• _SHORT PROBLEM_:
Gather up the lines that contain "return".

━━ RECORDS SHOWN ━━

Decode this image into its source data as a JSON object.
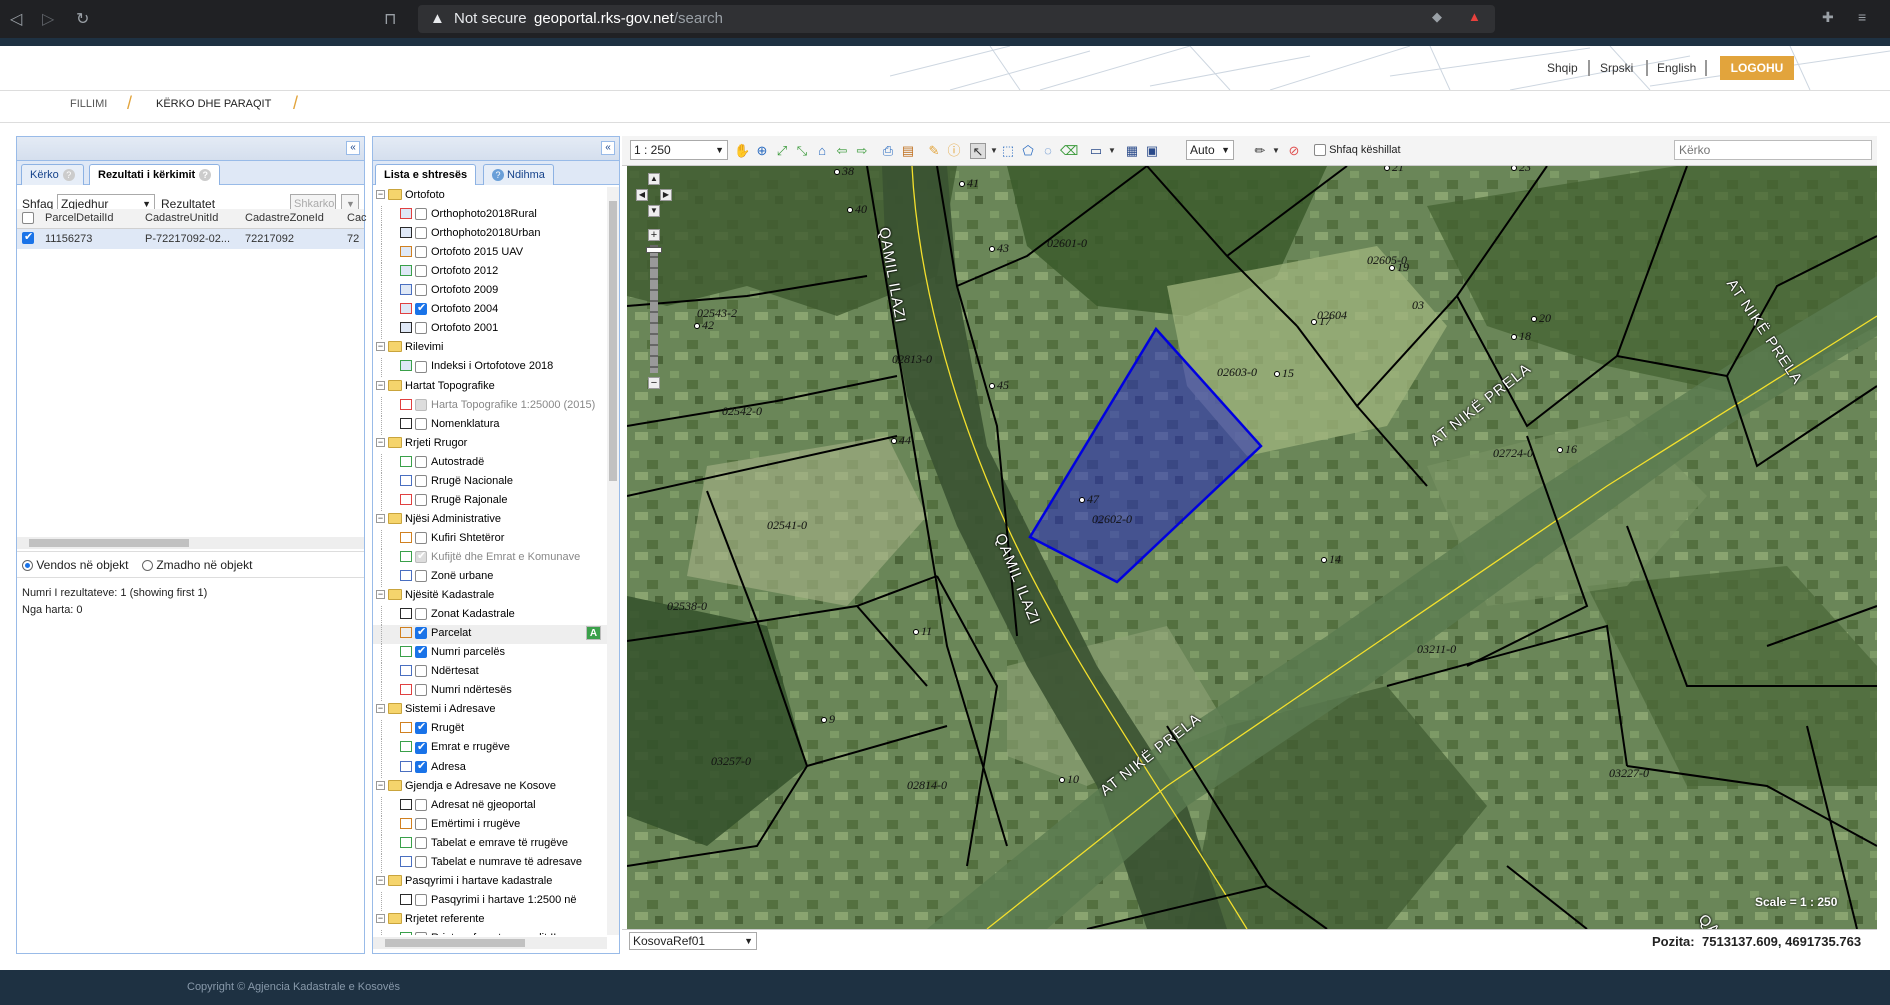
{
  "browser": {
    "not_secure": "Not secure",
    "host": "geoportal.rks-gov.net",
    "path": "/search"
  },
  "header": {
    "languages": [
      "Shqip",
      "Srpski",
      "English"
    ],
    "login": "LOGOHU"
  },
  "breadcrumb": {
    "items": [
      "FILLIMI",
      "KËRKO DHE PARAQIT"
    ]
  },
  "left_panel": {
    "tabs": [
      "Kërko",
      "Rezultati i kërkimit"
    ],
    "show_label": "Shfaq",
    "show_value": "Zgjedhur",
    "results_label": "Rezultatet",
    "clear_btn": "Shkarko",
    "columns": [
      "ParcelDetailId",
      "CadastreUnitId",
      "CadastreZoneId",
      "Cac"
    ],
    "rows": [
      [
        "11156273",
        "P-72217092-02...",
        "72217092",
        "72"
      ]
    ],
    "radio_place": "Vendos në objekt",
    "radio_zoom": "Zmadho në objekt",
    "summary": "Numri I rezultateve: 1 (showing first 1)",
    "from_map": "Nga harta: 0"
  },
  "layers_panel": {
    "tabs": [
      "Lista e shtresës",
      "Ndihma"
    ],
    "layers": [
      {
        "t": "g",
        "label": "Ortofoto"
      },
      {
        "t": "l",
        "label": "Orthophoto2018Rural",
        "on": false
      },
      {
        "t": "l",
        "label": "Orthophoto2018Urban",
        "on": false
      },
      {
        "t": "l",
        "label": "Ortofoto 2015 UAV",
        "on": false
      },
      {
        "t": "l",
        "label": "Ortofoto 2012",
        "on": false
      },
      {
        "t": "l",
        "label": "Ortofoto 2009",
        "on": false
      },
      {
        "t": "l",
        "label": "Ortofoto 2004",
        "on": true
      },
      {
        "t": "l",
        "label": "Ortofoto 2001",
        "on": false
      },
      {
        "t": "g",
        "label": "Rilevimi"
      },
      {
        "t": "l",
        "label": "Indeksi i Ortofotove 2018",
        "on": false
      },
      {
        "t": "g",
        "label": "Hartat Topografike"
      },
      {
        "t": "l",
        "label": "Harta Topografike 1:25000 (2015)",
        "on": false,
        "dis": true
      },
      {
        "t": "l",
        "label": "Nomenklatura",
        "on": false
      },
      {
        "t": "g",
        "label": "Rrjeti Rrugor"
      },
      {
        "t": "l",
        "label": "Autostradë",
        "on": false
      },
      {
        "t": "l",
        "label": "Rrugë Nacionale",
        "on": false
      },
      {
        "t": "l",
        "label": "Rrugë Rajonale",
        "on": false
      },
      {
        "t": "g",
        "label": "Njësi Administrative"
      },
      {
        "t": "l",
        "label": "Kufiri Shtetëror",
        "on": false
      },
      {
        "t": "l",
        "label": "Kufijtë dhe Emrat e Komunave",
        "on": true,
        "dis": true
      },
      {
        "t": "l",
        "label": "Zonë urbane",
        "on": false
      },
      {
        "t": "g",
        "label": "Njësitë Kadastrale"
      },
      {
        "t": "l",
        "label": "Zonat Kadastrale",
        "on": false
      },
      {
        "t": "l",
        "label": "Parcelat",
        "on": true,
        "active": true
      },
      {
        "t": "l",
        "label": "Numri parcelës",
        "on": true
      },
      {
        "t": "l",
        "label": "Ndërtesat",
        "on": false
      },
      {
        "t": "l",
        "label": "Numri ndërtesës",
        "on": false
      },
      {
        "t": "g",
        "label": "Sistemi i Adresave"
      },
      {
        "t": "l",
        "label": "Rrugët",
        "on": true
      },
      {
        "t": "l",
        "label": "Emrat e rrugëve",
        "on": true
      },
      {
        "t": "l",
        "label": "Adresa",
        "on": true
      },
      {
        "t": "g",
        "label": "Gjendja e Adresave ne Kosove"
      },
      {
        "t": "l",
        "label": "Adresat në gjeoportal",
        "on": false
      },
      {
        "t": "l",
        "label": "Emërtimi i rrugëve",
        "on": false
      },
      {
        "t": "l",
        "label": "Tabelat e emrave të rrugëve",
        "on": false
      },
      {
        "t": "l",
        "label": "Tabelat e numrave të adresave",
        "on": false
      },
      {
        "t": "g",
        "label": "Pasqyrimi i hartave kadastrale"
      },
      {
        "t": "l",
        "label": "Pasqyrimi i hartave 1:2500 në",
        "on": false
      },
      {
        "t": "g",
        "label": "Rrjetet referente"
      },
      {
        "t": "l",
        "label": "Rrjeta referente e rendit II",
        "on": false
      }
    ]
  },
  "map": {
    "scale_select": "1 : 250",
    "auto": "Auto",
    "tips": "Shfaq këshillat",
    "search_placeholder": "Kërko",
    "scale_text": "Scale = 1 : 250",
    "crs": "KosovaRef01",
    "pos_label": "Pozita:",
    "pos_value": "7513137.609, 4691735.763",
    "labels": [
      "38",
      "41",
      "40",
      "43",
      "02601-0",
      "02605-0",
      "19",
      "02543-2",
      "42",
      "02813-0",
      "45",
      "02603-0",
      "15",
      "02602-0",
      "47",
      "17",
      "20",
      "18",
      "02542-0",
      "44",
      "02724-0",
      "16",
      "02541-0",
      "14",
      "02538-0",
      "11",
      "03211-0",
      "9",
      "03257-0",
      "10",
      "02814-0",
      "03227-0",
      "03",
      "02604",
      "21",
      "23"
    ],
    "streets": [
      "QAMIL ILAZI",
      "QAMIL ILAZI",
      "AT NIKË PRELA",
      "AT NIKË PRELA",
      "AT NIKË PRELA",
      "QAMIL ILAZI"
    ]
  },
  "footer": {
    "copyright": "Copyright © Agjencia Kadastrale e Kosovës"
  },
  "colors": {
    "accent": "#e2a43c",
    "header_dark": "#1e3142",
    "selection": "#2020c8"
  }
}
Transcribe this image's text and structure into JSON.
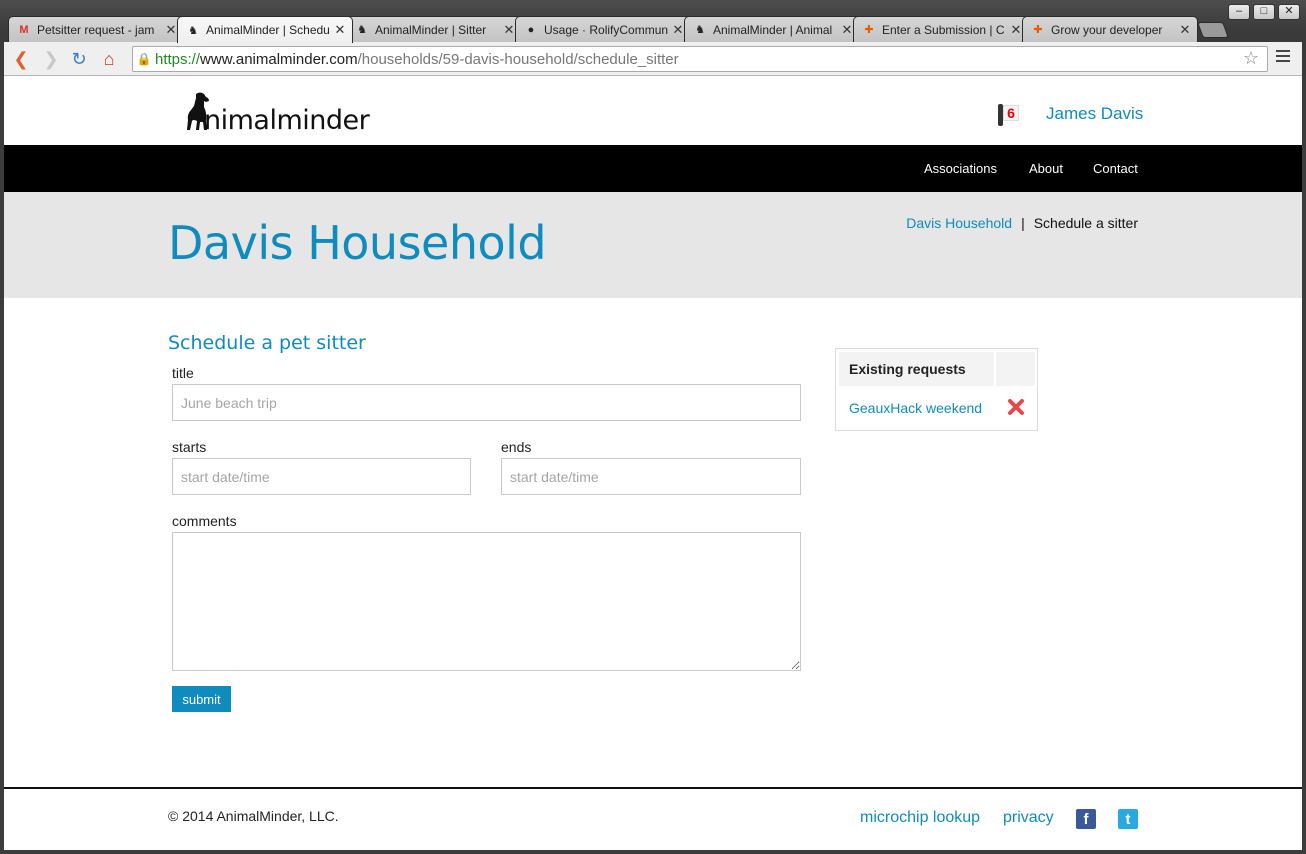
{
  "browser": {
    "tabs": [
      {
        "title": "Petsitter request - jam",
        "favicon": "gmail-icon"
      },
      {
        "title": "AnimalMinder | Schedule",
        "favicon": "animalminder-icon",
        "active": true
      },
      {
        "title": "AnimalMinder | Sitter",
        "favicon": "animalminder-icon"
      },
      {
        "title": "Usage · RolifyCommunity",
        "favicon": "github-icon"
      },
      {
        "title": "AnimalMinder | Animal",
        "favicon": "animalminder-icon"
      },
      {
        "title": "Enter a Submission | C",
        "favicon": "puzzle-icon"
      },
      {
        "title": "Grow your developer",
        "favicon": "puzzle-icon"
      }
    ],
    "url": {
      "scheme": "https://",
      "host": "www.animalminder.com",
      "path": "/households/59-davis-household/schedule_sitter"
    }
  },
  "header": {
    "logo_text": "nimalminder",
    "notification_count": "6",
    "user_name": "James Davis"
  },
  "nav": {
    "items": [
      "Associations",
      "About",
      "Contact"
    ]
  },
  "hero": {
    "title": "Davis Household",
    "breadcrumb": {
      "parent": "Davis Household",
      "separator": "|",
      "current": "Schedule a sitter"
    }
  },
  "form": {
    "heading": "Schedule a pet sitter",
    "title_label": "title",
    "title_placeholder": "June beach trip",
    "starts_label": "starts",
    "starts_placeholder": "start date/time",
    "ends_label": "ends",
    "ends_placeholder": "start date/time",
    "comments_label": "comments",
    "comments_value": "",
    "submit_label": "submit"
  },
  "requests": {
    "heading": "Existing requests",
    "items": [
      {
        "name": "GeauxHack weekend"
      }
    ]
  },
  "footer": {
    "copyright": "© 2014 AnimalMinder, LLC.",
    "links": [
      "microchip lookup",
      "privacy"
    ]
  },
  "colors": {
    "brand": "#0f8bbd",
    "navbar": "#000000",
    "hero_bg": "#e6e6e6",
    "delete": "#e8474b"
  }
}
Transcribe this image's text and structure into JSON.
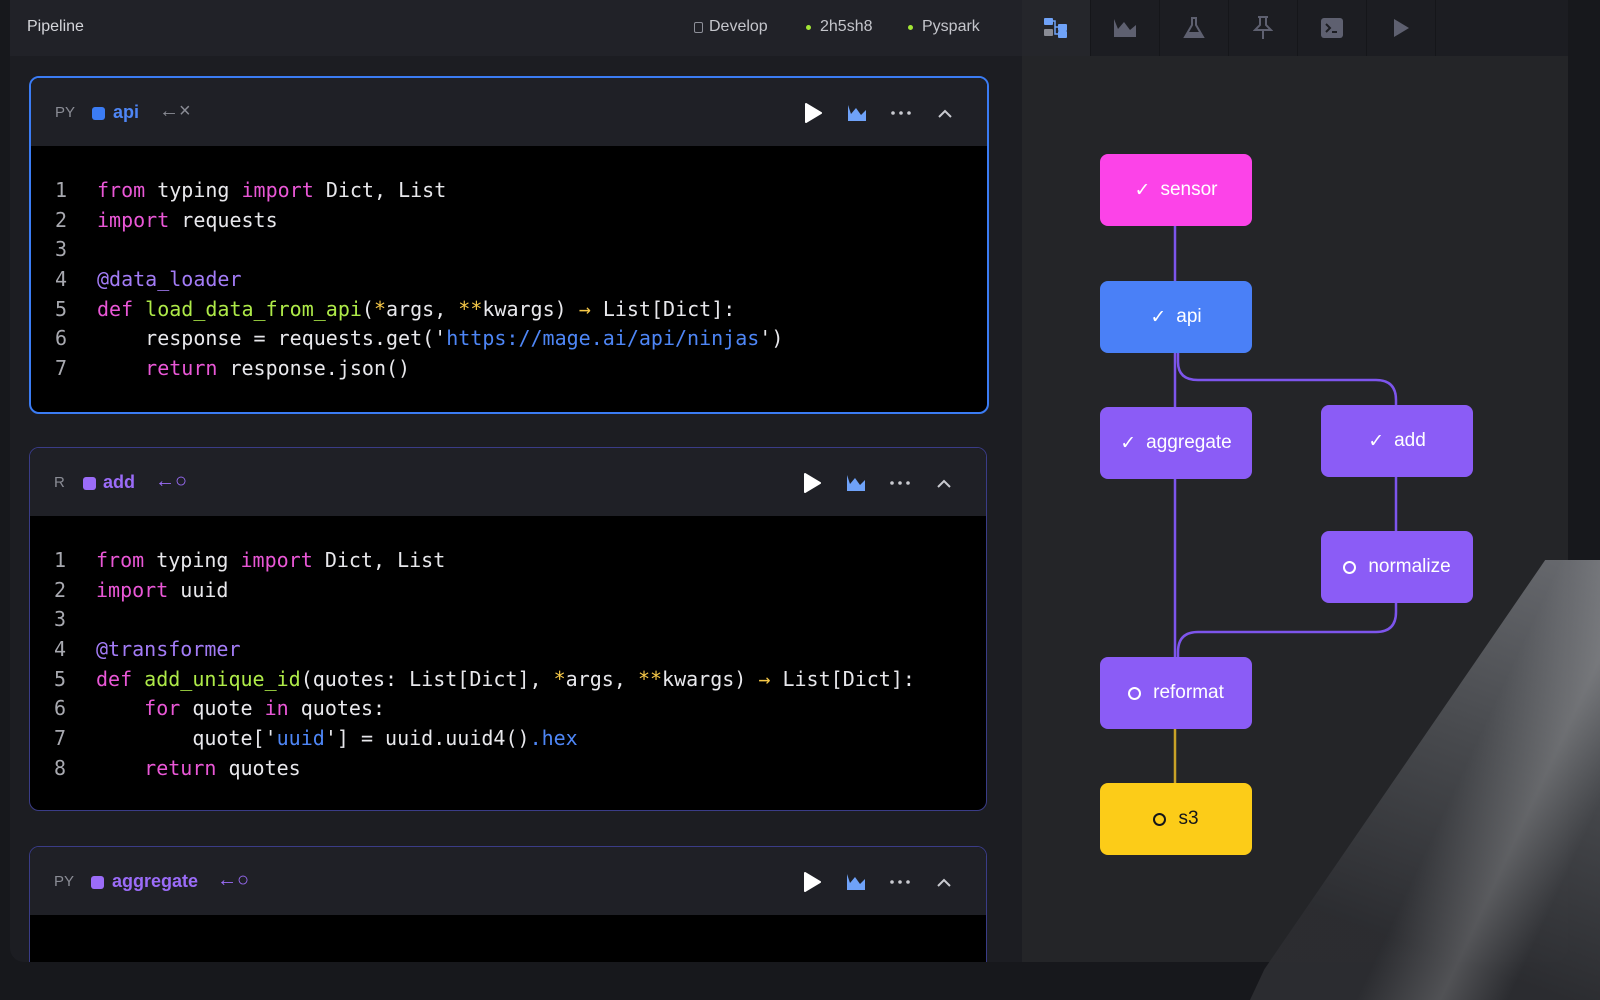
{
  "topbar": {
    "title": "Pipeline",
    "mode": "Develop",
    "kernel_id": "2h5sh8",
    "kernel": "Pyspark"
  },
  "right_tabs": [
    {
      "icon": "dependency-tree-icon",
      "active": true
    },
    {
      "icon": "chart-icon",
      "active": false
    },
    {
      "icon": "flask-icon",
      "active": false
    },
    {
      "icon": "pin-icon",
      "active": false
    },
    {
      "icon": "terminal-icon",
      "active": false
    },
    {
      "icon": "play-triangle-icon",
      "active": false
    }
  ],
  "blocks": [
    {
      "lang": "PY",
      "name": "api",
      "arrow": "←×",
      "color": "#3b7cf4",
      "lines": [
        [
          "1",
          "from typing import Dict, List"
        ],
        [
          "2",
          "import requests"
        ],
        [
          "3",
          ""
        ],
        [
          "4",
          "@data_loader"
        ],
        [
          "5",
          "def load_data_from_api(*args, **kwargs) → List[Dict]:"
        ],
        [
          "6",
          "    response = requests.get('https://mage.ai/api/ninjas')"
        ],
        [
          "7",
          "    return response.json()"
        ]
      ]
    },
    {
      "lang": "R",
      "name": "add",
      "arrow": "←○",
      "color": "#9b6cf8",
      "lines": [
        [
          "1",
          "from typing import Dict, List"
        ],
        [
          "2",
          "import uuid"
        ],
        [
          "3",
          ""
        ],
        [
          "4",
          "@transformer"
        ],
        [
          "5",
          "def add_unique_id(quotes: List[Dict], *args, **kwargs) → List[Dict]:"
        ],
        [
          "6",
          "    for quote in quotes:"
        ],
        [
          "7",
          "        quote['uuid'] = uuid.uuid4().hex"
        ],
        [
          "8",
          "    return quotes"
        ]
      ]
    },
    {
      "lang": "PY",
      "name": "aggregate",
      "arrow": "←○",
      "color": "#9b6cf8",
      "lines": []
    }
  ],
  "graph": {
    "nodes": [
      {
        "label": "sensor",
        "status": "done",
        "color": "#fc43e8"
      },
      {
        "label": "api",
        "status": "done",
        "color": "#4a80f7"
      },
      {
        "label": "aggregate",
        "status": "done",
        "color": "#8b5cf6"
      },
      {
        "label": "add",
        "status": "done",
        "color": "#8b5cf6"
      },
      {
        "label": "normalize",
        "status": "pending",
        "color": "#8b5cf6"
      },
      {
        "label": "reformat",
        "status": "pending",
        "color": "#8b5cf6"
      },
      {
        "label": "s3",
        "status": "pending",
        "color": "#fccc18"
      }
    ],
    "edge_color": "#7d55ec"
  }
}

━━━

• _EXPECTED ANSWER_:
          "    return response.json()"
          "    return quotes"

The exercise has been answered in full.